Record extracts.
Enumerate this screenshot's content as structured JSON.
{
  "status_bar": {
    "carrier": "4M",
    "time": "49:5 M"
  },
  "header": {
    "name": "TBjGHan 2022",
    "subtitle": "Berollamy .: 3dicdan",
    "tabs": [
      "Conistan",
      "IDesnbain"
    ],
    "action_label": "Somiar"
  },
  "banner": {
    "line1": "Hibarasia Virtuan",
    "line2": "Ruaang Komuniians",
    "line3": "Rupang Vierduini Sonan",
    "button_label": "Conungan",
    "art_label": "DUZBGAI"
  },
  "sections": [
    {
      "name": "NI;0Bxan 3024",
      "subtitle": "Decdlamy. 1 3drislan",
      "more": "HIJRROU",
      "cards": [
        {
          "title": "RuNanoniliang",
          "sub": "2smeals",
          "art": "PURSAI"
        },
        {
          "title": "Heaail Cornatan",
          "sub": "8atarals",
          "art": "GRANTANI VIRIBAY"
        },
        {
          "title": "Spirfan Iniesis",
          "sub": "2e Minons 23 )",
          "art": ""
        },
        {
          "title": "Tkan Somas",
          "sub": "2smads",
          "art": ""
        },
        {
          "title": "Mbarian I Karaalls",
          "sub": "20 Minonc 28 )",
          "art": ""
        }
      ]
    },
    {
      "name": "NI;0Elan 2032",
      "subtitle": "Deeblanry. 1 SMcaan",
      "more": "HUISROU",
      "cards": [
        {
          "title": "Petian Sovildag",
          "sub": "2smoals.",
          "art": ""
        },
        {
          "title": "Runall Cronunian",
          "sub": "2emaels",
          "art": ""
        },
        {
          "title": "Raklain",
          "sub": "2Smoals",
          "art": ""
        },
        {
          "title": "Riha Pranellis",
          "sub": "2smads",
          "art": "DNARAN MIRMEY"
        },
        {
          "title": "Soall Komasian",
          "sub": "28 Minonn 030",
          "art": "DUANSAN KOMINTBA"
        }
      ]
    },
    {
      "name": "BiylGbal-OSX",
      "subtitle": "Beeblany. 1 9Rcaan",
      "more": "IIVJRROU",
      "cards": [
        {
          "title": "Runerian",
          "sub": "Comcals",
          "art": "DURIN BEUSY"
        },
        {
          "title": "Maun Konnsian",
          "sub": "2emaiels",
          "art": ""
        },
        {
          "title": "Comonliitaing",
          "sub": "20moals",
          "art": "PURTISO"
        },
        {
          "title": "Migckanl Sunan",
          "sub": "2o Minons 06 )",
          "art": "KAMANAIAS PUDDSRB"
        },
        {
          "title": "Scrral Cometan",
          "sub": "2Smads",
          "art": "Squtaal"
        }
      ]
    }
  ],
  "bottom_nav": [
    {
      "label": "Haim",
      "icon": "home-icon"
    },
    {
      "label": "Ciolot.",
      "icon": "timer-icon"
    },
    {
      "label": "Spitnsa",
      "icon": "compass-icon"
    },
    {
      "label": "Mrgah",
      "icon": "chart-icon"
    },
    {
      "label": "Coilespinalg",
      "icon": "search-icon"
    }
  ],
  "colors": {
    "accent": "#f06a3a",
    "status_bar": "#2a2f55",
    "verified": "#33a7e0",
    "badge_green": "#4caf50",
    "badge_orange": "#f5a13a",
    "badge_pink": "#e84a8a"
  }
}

Problem statement. Extract all lines containing the word "more".

Result for this exercise.
      "more": "HIJRROU",
      "more": "HUISROU",
      "more": "IIVJRROU",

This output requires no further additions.